▸ **INSTRUCTIONS FOR THE TASK**
Switch every "legend-label" to "legend-item" in all of the rows below and give them again with nothing else changed. Leave the pictures out.

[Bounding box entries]
* BEGIN *

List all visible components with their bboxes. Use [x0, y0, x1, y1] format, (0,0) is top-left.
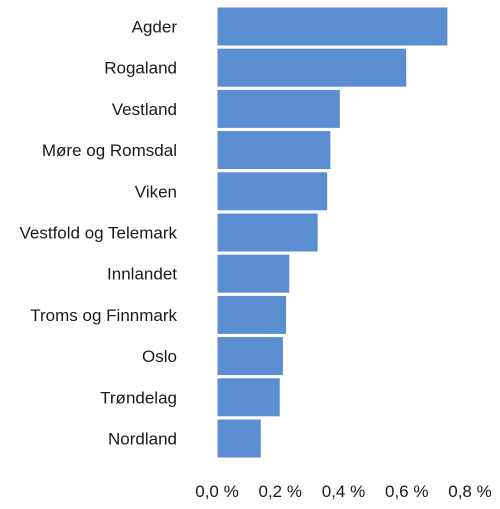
- bar: [216, 377, 281, 418]
- bar: [216, 212, 319, 253]
- bar: [216, 47, 408, 88]
- bar: [216, 294, 288, 335]
- x-tick-label: 0,8 %: [448, 482, 491, 501]
- bar: [216, 88, 341, 129]
- category-label: Møre og Romsdal: [42, 141, 177, 160]
- bar: [216, 253, 291, 294]
- category-label: Troms og Finnmark: [30, 306, 177, 325]
- x-tick-label: 0,4 %: [322, 482, 365, 501]
- category-labels-group: Agder Rogaland Vestland Møre og Romsdal Vike…: [20, 18, 178, 449]
- x-tick-label: 0,0 %: [195, 482, 238, 501]
- category-label: Innlandet: [107, 265, 177, 284]
- category-label: Viken: [135, 182, 177, 201]
- bar: [216, 130, 332, 171]
- category-label: Vestfold og Telemark: [20, 224, 178, 243]
- category-label: Oslo: [142, 347, 177, 366]
- bar: [216, 418, 262, 459]
- category-label: Nordland: [108, 430, 177, 449]
- bars-group: [216, 6, 449, 459]
- bar: [216, 336, 284, 377]
- category-label: Rogaland: [104, 59, 177, 78]
- x-tick-labels-group: 0,0 % 0,2 % 0,4 % 0,6 % 0,8 %: [195, 482, 491, 501]
- x-tick-label: 0,6 %: [385, 482, 428, 501]
- bar: [216, 6, 449, 47]
- category-label: Agder: [132, 18, 178, 37]
- bar: [216, 171, 329, 212]
- x-tick-label: 0,2 %: [259, 482, 302, 501]
- category-label: Trøndelag: [100, 388, 177, 407]
- category-label: Vestland: [112, 100, 177, 119]
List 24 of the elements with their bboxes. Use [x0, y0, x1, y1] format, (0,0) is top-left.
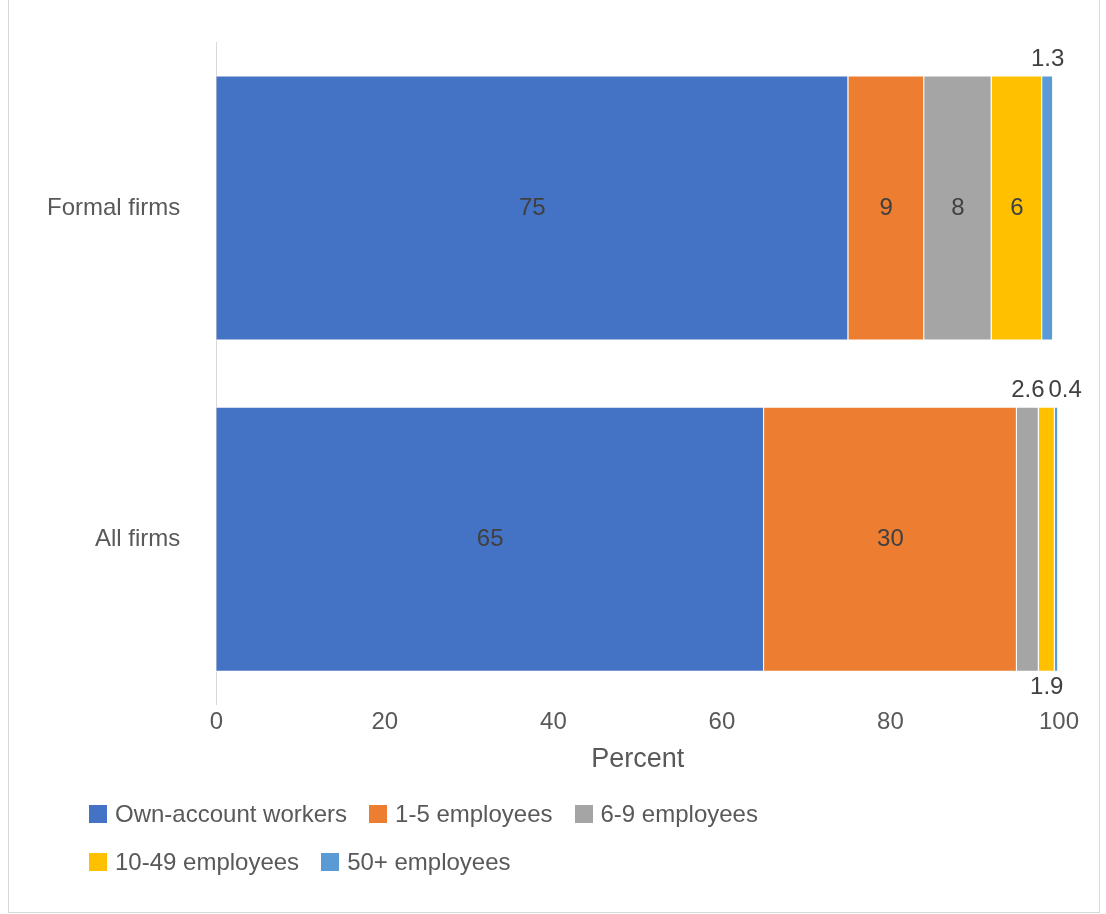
data-label: 1.3 — [1030, 44, 1065, 72]
x-tick-label: 100 — [1038, 706, 1080, 734]
data-label: 1.9 — [1030, 672, 1064, 700]
legend-label: Own-account workers — [115, 800, 348, 828]
x-tick-label: 60 — [708, 706, 736, 734]
x-tick-label: 80 — [877, 706, 904, 734]
legend-label: 1-5 employees — [395, 800, 553, 828]
data-label: 6 — [1010, 192, 1024, 220]
legend-label: 6-9 employees — [600, 800, 758, 828]
y-tick-label: All firms — [95, 523, 181, 551]
data-label: 65 — [476, 523, 504, 551]
data-label: 9 — [879, 192, 893, 220]
x-tick-label: 0 — [209, 706, 223, 734]
data-label: 8 — [951, 192, 965, 220]
data-label: 2.6 — [1011, 375, 1045, 403]
x-axis-title: Percent — [591, 743, 685, 774]
data-label: 75 — [518, 192, 546, 220]
x-tick-label: 20 — [371, 706, 399, 734]
data-label: 0.4 — [1048, 375, 1082, 403]
legend-label: 50+ employees — [347, 848, 511, 876]
legend-label: 10-49 employees — [115, 848, 300, 876]
x-tick-label: 40 — [540, 706, 567, 734]
data-label: 30 — [877, 523, 904, 551]
y-tick-label: Formal firms — [47, 192, 181, 220]
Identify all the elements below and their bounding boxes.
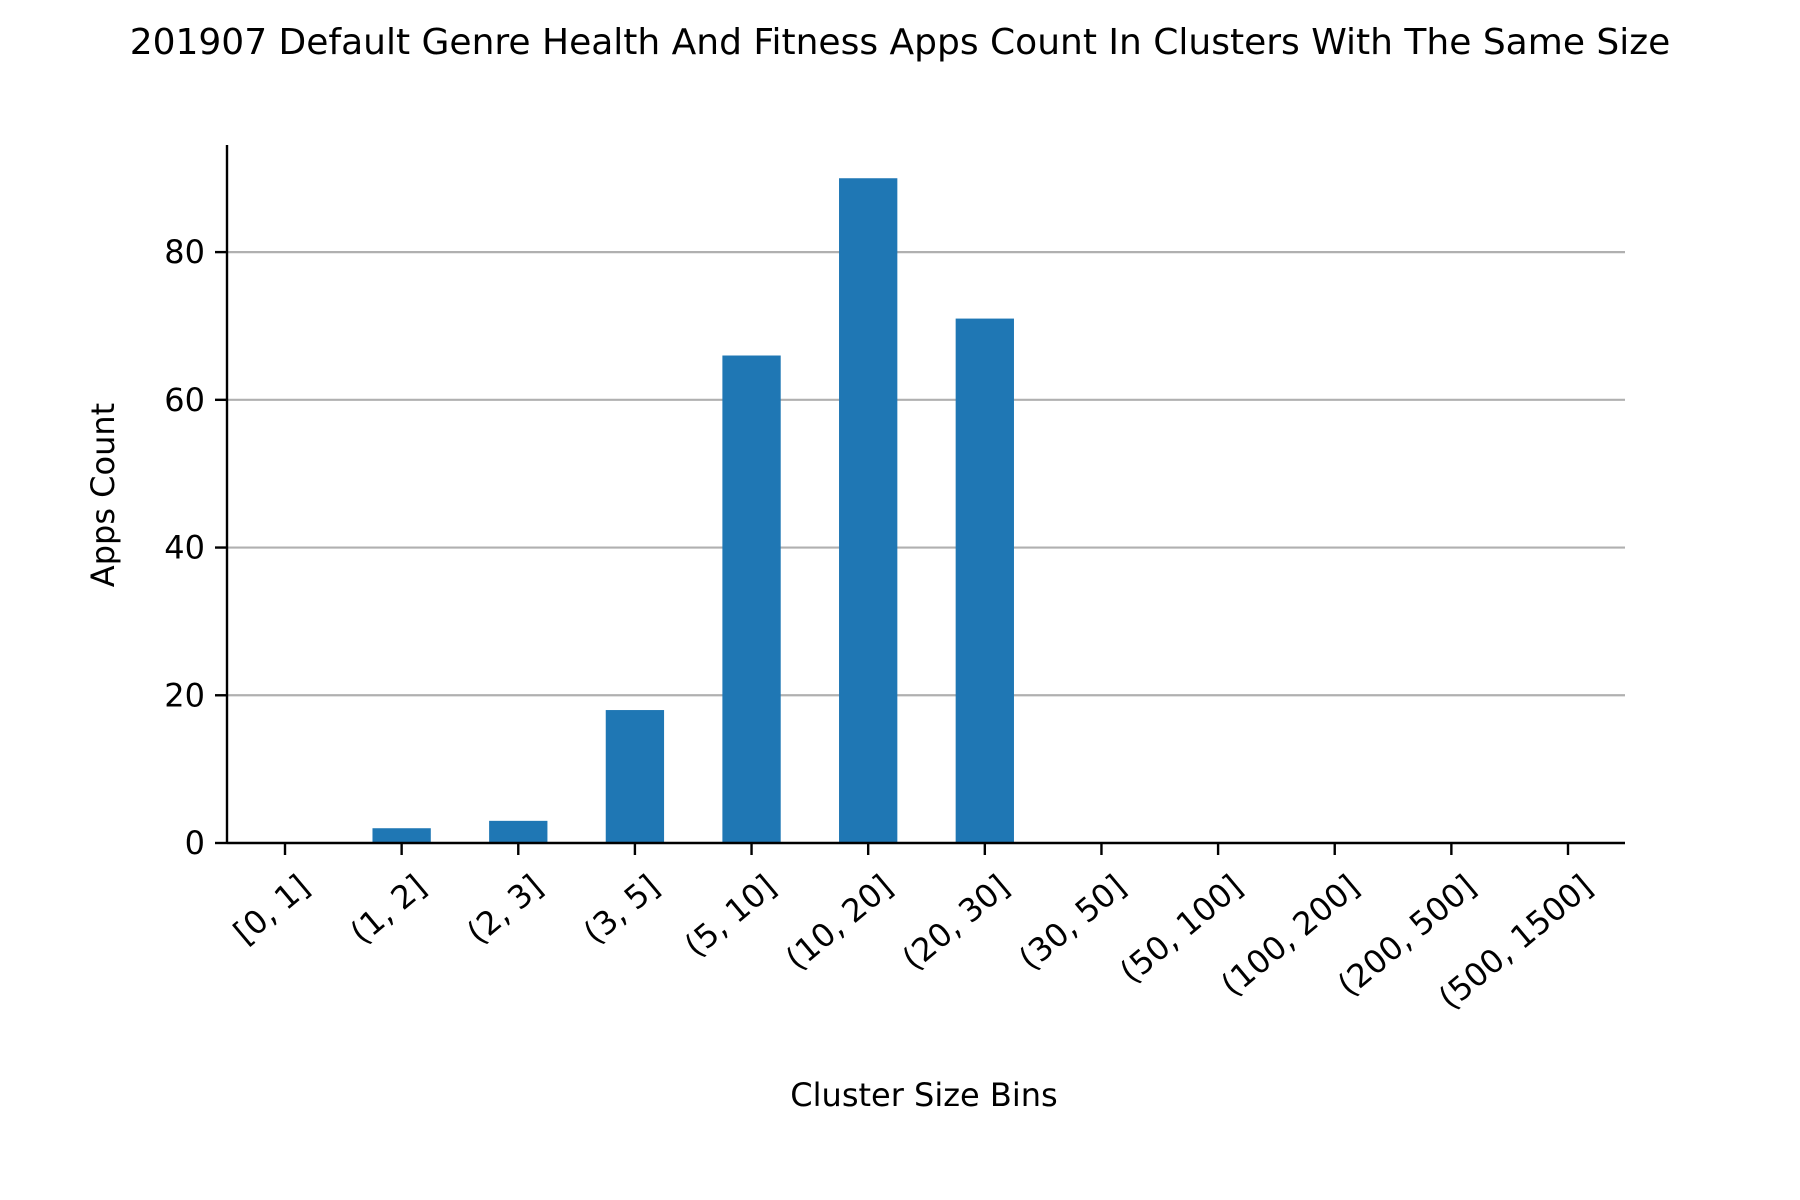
bar [372,828,431,843]
y-tick-label: 40 [164,529,205,567]
bar [839,178,898,843]
y-tick-label: 80 [164,233,205,271]
x-tick-label: (5, 10] [677,867,783,964]
bar [955,318,1014,843]
x-tick-label: (20, 30] [895,867,1017,978]
x-axis-label: Cluster Size Bins [790,1076,1057,1114]
x-tick-label: (10, 20] [778,867,900,978]
bar [489,820,548,843]
x-axis-ticks: [0, 1] (1, 2] (2, 3] (3, 5] (5, 10](10, 20](… [226,843,1600,1017]
bar [722,355,781,843]
y-tick-label: 0 [185,824,205,862]
y-tick-label: 60 [164,381,205,419]
x-tick-label: (3, 5] [576,867,666,951]
bar [605,710,665,843]
grid-lines [227,251,1625,697]
bars [372,178,1014,843]
x-tick-label: [0, 1] [226,867,316,951]
y-tick-label: 20 [164,676,205,714]
axes [225,145,1625,845]
y-axis-label: Apps Count [84,403,122,587]
x-tick-label: (2, 3] [459,867,549,951]
y-axis-ticks: 0 20 40 60 80 [164,233,227,862]
chart-title: 201907 Default Genre Health And Fitness … [130,22,1671,63]
x-tick-label: (1, 2] [343,867,433,951]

* END *

▸ **ANSWER TO THIS PROBLEM**
List all visible components with their bboxes. Use [x0, y0, x1, y1] format, (0,0) is top-left.
- bar: [216, 377, 281, 418]
- bar: [216, 212, 319, 253]
- bar: [216, 47, 408, 88]
- bar: [216, 294, 288, 335]
- x-tick-label: 0,8 %: [448, 482, 491, 501]
- bar: [216, 88, 341, 129]
- category-label: Møre og Romsdal: [42, 141, 177, 160]
- bar: [216, 253, 291, 294]
- category-label: Troms og Finnmark: [30, 306, 177, 325]
- x-tick-label: 0,4 %: [322, 482, 365, 501]
- category-labels-group: Agder Rogaland Vestland Møre og Romsdal Vike…: [20, 18, 178, 449]
- x-tick-label: 0,0 %: [195, 482, 238, 501]
- category-label: Innlandet: [107, 265, 177, 284]
- category-label: Viken: [135, 182, 177, 201]
- bar: [216, 130, 332, 171]
- category-label: Vestfold og Telemark: [20, 224, 178, 243]
- category-label: Oslo: [142, 347, 177, 366]
- bar: [216, 418, 262, 459]
- category-label: Nordland: [108, 430, 177, 449]
- bars-group: [216, 6, 449, 459]
- bar: [216, 336, 284, 377]
- category-label: Rogaland: [104, 59, 177, 78]
- x-tick-labels-group: 0,0 % 0,2 % 0,4 % 0,6 % 0,8 %: [195, 482, 491, 501]
- x-tick-label: 0,6 %: [385, 482, 428, 501]
- bar: [216, 6, 449, 47]
- category-label: Agder: [132, 18, 178, 37]
- bar: [216, 171, 329, 212]
- x-tick-label: 0,2 %: [259, 482, 302, 501]
- category-label: Trøndelag: [100, 388, 177, 407]
- category-label: Vestland: [112, 100, 177, 119]
List 24 of the elements with their bboxes. Use [x0, y0, x1, y1] format, (0,0) is top-left.
data-label: 1.3 — [1030, 44, 1065, 72]
x-tick-label: 100 — [1038, 706, 1080, 734]
data-label: 1.9 — [1030, 672, 1064, 700]
legend-item: Own-account workers — [115, 800, 348, 828]
x-tick-label: 60 — [708, 706, 736, 734]
x-tick-label: 80 — [877, 706, 904, 734]
legend-item: 1-5 employees — [395, 800, 553, 828]
data-label: 6 — [1010, 192, 1024, 220]
legend-item: 6-9 employees — [600, 800, 758, 828]
y-tick-label: All firms — [95, 523, 181, 551]
data-label: 65 — [476, 523, 504, 551]
data-label: 9 — [879, 192, 893, 220]
x-tick-label: 0 — [209, 706, 223, 734]
data-label: 8 — [951, 192, 965, 220]
data-label: 2.6 — [1011, 375, 1045, 403]
x-axis-title: Percent — [591, 743, 685, 774]
data-label: 75 — [518, 192, 546, 220]
x-tick-label: 20 — [371, 706, 399, 734]
data-label: 0.4 — [1048, 375, 1082, 403]
legend-item: 50+ employees — [347, 848, 511, 876]
legend-item: 10-49 employees — [115, 848, 300, 876]
x-tick-label: 40 — [540, 706, 567, 734]
data-label: 30 — [877, 523, 904, 551]
y-tick-label: Formal firms — [47, 192, 181, 220]
Identify all the elements below and their bounding boxes.
bar [372,828,431,843]
y-tick-label: 40 [164,529,205,567]
bar [839,178,898,843]
y-tick-label: 80 [164,233,205,271]
x-tick-label: (5, 10] [677,867,783,964]
bar [955,318,1014,843]
x-tick-label: (20, 30] [895,867,1017,978]
x-axis-label: Cluster Size Bins [790,1076,1057,1114]
x-tick-label: (10, 20] [778,867,900,978]
bar [489,820,548,843]
x-axis-ticks: [0, 1] (1, 2] (2, 3] (3, 5] (5, 10](10, 20](… [226,843,1600,1017]
bar [722,355,781,843]
y-tick-label: 0 [185,824,205,862]
y-tick-label: 60 [164,381,205,419]
x-tick-label: (3, 5] [576,867,666,951]
bar [605,710,665,843]
grid-lines [227,251,1625,697]
bars [372,178,1014,843]
x-tick-label: [0, 1] [226,867,316,951]
y-tick-label: 20 [164,676,205,714]
axes [225,145,1625,845]
y-axis-label: Apps Count [84,403,122,587]
x-tick-label: (2, 3] [459,867,549,951]
y-axis-ticks: 0 20 40 60 80 [164,233,227,862]
chart-title: 201907 Default Genre Health And Fitness … [130,22,1671,63]
x-tick-label: (1, 2] [343,867,433,951]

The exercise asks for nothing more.